#### Objetivo 1
Segundo o texto extraído, qual é o teor mínimo de leite que o chocolate de leite deve conter, por regra?

#### Texto extraído
"""

Toda esta riqueza aromática, de doçura e de capacidade de revestir o palato com gordura fundente, impõe uma conduta na escolha do vinho a harmonizar com o chocolate, independentemente das mais variadas modalidades e possibilidades de preparo.
A escola de sommellerie ensina que o nível de estrutura de um vinho deve concordar com o nível de estrutura do prato, neste caso, poderosa. Também apregoa que o nível de doçura de um alimento deve encontrar respaldo no nível de doçura do vinho, para que aquele não desnude o lado da dureza deste e mantenha-se íntegro no equilíbrio. Que ambos os nubentes, vinho e alimento, sejam igualmente complexos e persistentes, com perfis olfativos em sintonia e que o amargor (sensação de dureza do chocolate) encontre aconchego na maciez doce-alcoólico-glicérica do vinho. Finalmente, que a principal gordura do chocolate, a manteiga de cacau, sólida na temperatura ambiente mas líquida na temperatura do corpo humano, tenha a opulente untuosidade enxuta por um teor alcoólico avantajado – ou taninos, ainda que estes possam chocar com o amargor do chocolate – do vinho que se escolha.
Para os portugueses, mais do que para qualquer outro povo, é fácil perceber qual o estilo de vinho assim intenso, poderoso, complexo, alcóolico, doce, macio e persistente…
Temos que evitar a todo custo vinhos secos e leves em corpo com o chocolate, para não infringirmos as seguintes regras de concordância da harmonização: dar estrutura à estrutura e doçura à doçura. Em termos de perfil aromático, os brancos normais, não-oxidativos, e os rosados não falam essa língua, que é mais negra também no espetro de aromas. A tipologia vencedora é, sem dúvida, a dos vinhos tintos ou dos vinhos assumidamente oxidativos, fortificados com álcool e dotados de açúcar residual. Algumas raras exceções serão discutidas adiante.
Chocolate negro
Quanto mais rico em concentração percentual da pasta obtida da moagem da carne das amêndoas do cacau, o licor de cacau, menos açúcar deverá conter o chocolate e também mais intensidade de sabor e amargor. Devemos então subir degraus na riqueza do vinho. Dentro do universo dos vinhos do Porto, por exemplo, poderíamos provar um Ruby Reserva com um chocolate 50% de cacau e propor um “upgrade” para um Late Bottled Vintage com um chocolate 75%. Aqui temos que ter cuidado com os chocolates acima de 75%, os quais podem ser muito concentrados e amargos e, ao mesmo tempo que clamam por concentração nos vinhos, a sensação gustativa de dureza “amargor” pode chocar com os taninos de um exemplar muito estruturado, como um Porto Vintage jovem.
Chocolate de leite
O chocolate de leite, por regra, deve conter no mínimo 14% de alguma forma de leite na composição: leite fresco, em pó, condensado, nata, manteiga ou matéria gorda láctea. A concentração de matéria seca de cacau é menor do que no chocolate negro e o conteúdo de açúcar deve ser maior. Menos rico aromaticamente e menos concentrado em cacau, ainda que decisivamente mais doce, esta forma mais consumida do chocolate elimina quase que totalmente os vinhos secos. Dentro das tipologias do Porto, podemos transitar entre o Ruby e o Tawny básicos e, nesta última família, chegar a um Tawny 10 Anos, quando o chocolate for mais intenso.

"""

#### Entradas listadas

"""

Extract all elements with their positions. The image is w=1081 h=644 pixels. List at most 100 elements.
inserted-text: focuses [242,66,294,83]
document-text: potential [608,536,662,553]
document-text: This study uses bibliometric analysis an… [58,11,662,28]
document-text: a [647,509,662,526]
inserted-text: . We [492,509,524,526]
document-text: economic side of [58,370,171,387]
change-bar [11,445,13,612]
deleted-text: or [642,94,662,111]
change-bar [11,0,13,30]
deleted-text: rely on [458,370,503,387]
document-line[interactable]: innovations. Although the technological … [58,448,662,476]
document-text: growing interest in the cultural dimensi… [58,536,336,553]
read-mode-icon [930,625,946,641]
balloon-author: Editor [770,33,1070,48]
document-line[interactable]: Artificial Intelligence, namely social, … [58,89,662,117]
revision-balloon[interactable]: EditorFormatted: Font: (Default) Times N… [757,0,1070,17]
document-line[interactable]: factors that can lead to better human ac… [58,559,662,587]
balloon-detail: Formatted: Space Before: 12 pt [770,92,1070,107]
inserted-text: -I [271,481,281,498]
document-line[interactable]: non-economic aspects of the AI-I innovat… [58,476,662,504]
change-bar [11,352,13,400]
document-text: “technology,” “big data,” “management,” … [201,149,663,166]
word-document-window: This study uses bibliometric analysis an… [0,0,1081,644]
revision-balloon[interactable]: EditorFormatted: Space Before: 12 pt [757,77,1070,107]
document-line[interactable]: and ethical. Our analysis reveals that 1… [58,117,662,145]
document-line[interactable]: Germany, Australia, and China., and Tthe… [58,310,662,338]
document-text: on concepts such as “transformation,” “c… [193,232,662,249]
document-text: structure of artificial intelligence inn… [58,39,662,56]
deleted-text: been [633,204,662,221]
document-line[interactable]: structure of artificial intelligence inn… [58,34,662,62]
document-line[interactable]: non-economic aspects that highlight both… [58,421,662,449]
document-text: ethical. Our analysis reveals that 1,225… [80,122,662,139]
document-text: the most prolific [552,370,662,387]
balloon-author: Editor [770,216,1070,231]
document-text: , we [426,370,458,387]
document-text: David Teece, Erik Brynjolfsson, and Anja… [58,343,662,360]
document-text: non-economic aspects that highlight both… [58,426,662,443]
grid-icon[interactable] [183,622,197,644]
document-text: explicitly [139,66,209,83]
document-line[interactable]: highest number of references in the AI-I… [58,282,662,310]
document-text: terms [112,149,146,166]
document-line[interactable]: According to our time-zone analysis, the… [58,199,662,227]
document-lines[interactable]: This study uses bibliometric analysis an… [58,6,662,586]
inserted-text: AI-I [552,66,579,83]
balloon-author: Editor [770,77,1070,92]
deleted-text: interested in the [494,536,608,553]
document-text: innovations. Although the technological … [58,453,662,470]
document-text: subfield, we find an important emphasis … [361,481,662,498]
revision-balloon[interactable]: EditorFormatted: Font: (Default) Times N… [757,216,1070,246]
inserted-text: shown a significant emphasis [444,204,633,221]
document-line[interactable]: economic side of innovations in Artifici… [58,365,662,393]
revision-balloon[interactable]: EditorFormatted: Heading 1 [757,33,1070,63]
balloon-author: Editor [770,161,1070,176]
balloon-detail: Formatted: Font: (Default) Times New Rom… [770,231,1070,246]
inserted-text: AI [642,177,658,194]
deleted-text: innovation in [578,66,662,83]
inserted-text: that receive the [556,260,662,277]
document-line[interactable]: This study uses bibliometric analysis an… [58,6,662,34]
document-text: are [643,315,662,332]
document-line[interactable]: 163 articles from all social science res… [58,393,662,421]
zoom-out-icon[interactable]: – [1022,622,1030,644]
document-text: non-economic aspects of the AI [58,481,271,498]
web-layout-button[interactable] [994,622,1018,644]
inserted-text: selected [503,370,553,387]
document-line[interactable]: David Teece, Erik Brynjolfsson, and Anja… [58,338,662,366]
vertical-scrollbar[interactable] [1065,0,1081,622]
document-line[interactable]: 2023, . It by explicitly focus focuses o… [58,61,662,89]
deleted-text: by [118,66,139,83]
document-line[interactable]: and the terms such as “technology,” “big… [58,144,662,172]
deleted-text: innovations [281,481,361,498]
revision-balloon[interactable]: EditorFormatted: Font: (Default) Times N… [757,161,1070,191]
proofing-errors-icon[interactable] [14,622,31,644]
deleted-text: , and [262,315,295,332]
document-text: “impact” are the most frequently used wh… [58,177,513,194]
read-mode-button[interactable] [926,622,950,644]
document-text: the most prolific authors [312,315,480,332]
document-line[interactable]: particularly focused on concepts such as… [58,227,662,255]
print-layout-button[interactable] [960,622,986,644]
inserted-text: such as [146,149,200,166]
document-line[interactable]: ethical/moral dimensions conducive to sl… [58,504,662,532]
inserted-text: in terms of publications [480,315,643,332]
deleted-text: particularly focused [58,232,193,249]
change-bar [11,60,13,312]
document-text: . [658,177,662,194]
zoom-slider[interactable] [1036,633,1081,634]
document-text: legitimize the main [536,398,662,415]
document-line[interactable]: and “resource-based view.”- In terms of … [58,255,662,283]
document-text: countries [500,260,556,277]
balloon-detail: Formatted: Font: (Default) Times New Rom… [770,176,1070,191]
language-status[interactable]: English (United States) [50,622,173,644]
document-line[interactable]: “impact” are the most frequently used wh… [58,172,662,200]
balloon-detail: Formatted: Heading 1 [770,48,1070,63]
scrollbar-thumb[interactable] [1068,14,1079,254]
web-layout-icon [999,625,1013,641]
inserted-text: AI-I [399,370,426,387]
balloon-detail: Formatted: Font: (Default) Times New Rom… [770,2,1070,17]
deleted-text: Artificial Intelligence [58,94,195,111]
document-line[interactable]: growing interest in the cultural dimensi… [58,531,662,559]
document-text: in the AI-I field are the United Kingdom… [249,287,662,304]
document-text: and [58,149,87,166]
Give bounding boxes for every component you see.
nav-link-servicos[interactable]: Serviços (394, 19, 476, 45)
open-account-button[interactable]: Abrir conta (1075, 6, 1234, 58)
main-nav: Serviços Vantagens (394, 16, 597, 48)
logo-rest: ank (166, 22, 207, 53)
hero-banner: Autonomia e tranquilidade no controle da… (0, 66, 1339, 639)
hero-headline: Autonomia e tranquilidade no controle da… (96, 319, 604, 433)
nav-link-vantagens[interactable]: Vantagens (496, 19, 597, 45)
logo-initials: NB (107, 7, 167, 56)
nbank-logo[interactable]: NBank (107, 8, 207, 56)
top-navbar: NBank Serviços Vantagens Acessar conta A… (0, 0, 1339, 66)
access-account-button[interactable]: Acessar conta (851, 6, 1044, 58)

"""

#### Objetivo 2
Formate como lista numerada as linhas das entradas, desde o início delas até a linha que contém "change-bar [11,0,13,30]", incluindo ambas as extremidades e omitindo as linhas em branco.

#### Resultado esperado 1
No mínimo 14% de alguma forma de leite.

#### Resultado esperado 2
1. Extract all elements with their positions. The image is w=1081 h=644 pixels. List at most 100 elements.
2. inserted-text: focuses [242,66,294,83]
3. document-text: potential [608,536,662,553]
4. document-text: This study uses bibliometric analysis an… [58,11,662,28]
5. document-text: a [647,509,662,526]
6. inserted-text: . We [492,509,524,526]
7. document-text: economic side of [58,370,171,387]
8. change-bar [11,445,13,612]
9. deleted-text: or [642,94,662,111]
10. change-bar [11,0,13,30]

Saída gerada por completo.